__TASK DESCRIPTION__. Provide only the number of lines in the data below that contain the word "السنة".

── INPUT

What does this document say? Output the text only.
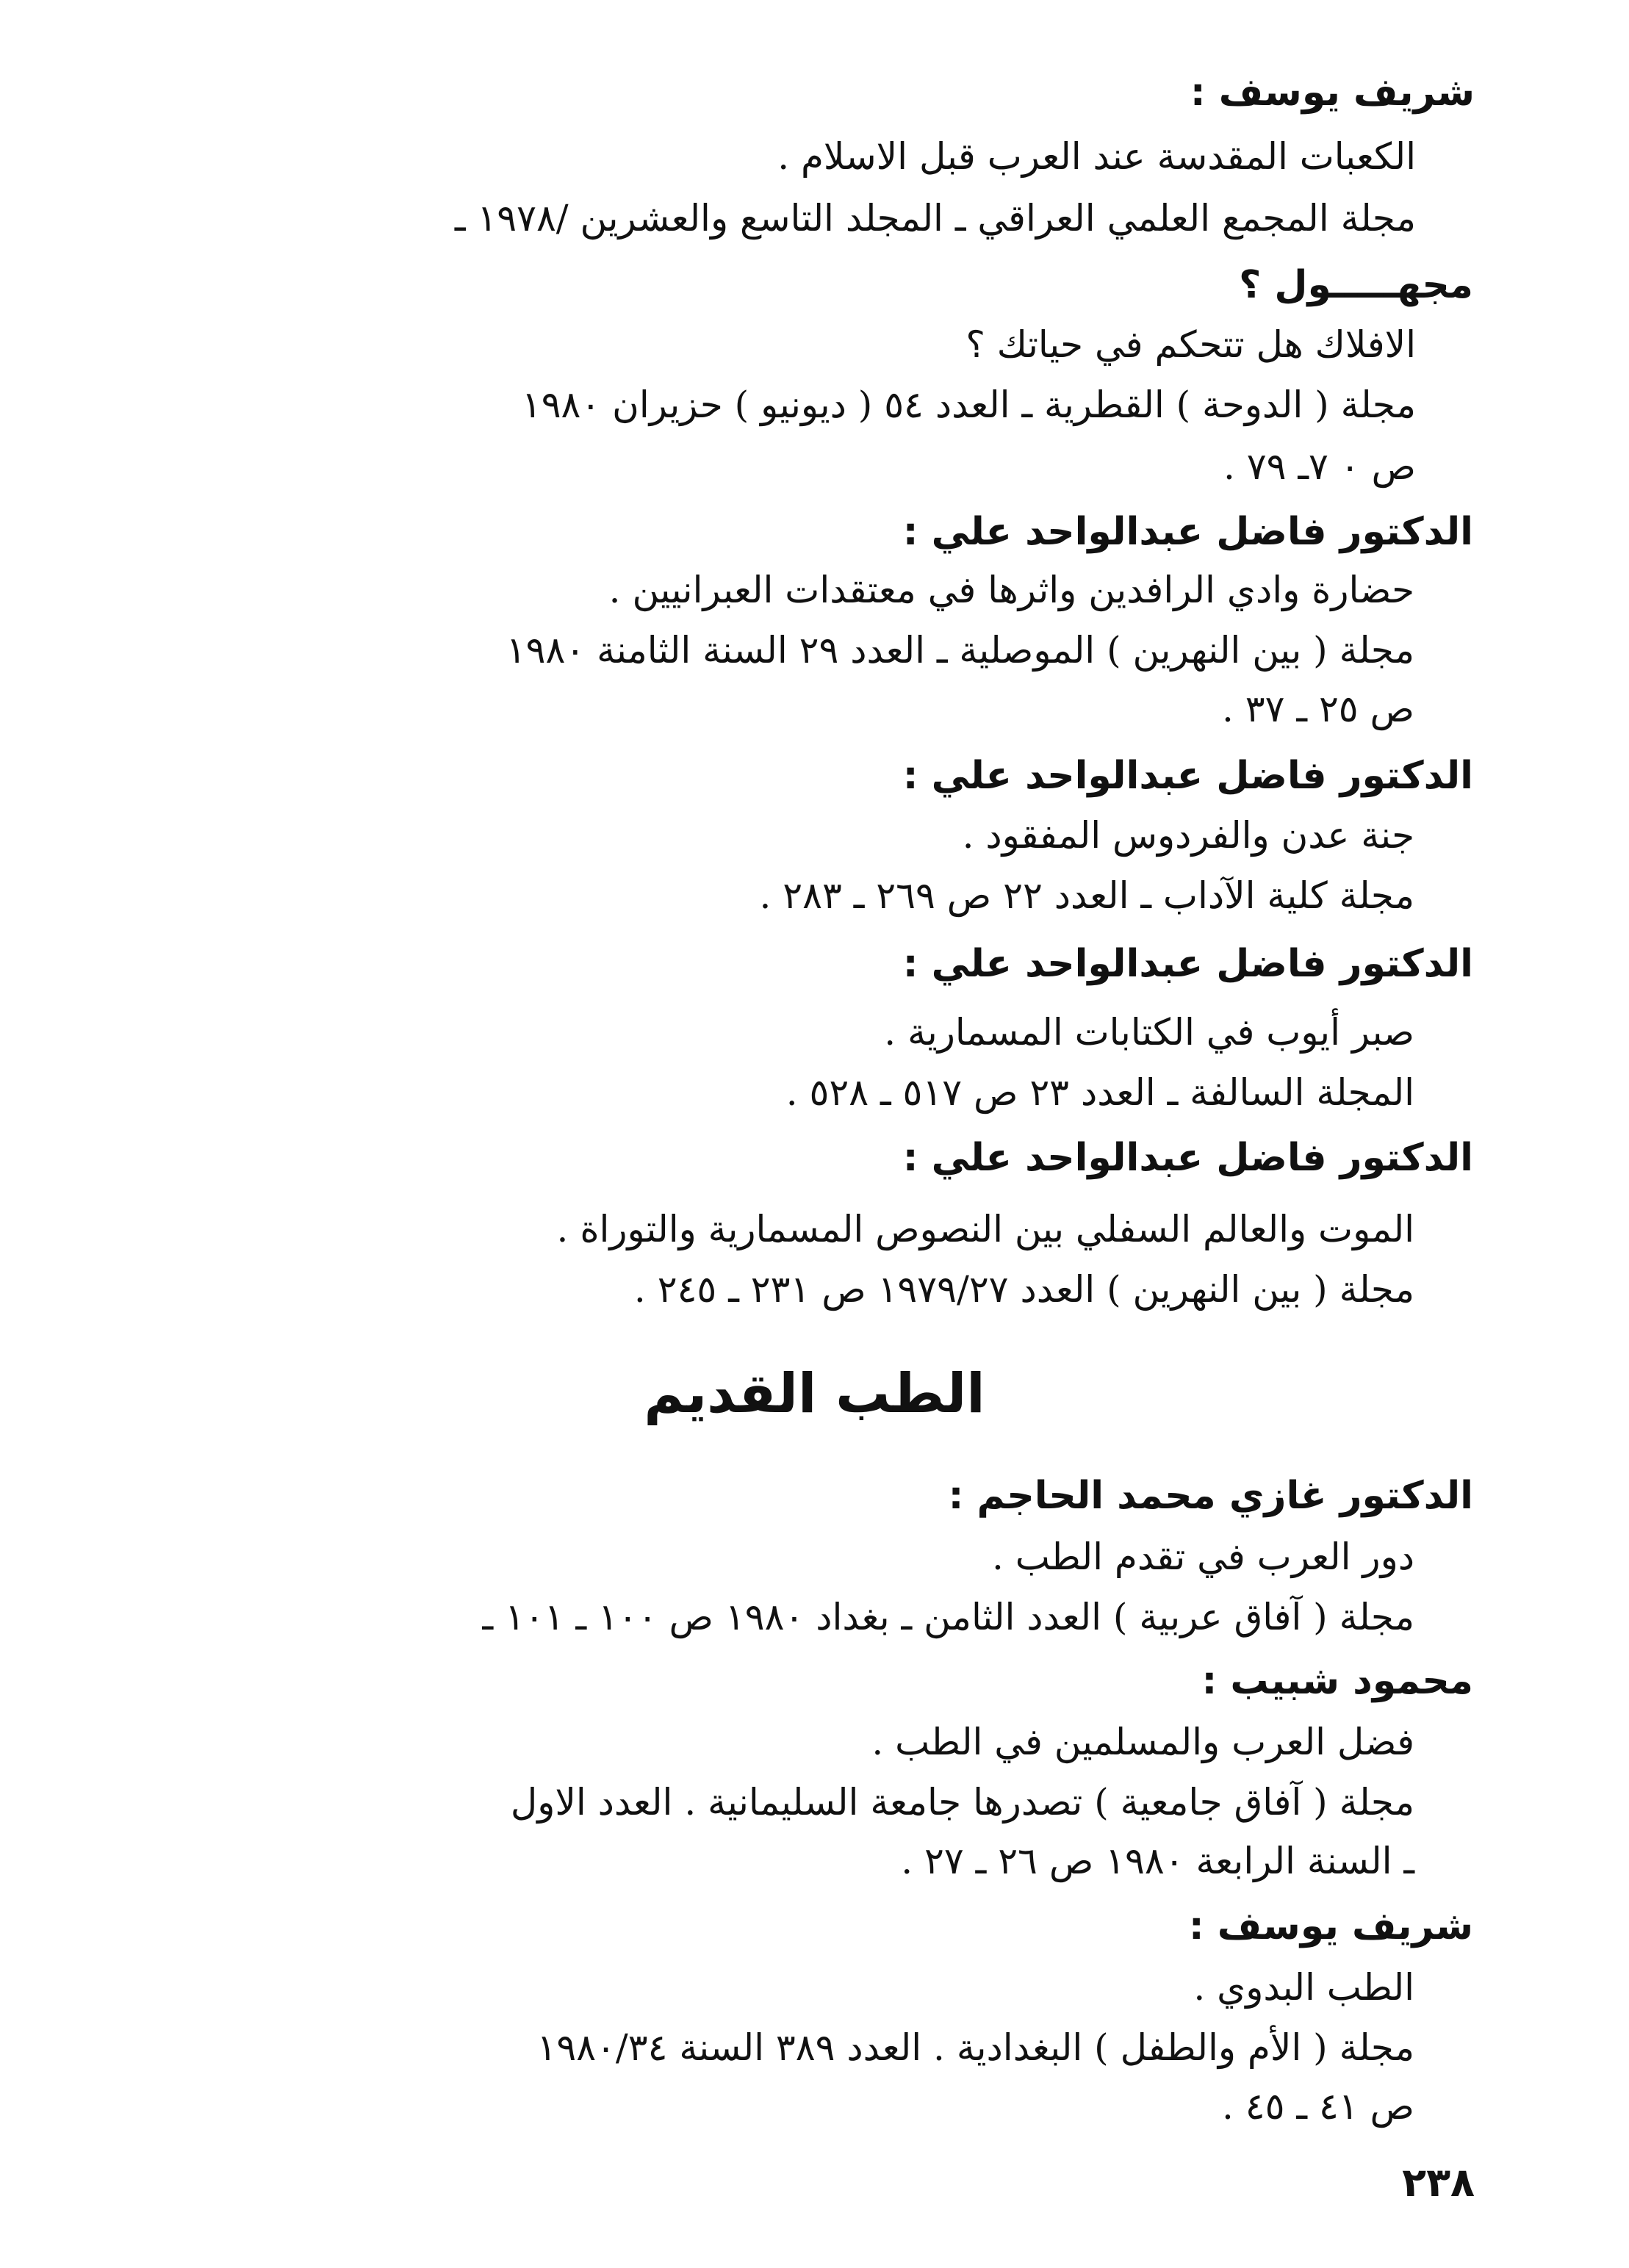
شريف يوسف :
الكعبات المقدسة عند العرب قبل الاسلام .
مجلة المجمع العلمي العراقي ـ المجلد التاسع والعشرين /١٩٧٨ ـ
مجهـــــول ؟
الافلاك هل تتحكم في حياتك ؟
مجلة ( الدوحة ) القطرية ـ العدد ٥٤ ( ديونيو ) حزيران ١٩٨٠
ص ٠ ٧ـ ٧٩ .
الدكتور فاضل عبدالواحد علي :
حضارة وادي الرافدين واثرها في معتقدات العبرانيين .
مجلة ( بين النهرين ) الموصلية ـ العدد ٢٩ السنة الثامنة ١٩٨٠
ص ٢٥ ـ ٣٧ .
الدكتور فاضل عبدالواحد علي :
جنة عدن والفردوس المفقود .
مجلة كلية الآداب ـ العدد ٢٢ ص ٢٦٩ ـ ٢٨٣ .
الدكتور فاضل عبدالواحد علي :
صبر أيوب في الكتابات المسمارية .
المجلة السالفة ـ العدد ٢٣ ص ٥١٧ ـ ٥٢٨ .
الدكتور فاضل عبدالواحد علي :
الموت والعالم السفلي بين النصوص المسمارية والتوراة .
مجلة ( بين النهرين ) العدد ١٩٧٩/٢٧ ص ٢٣١ ـ ٢٤٥ .
الطب القديم
الدكتور غازي محمد الحاجم :
دور العرب في تقدم الطب .
مجلة ( آفاق عربية ) العدد الثامن ـ بغداد ١٩٨٠ ص ١٠٠ ـ ١٠١ ـ
محمود شبيب :
فضل العرب والمسلمين في الطب .
مجلة ( آفاق جامعية ) تصدرها جامعة السليمانية . العدد الاول
ـ السنة الرابعة ١٩٨٠ ص ٢٦ ـ ٢٧ .
شريف يوسف :
الطب البدوي .
مجلة ( الأم والطفل ) البغدادية . العدد ٣٨٩ السنة ١٩٨٠/٣٤
ص ٤١ ـ ٤٥ .
٢٣٨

────

__FINAL ANSWER__. 3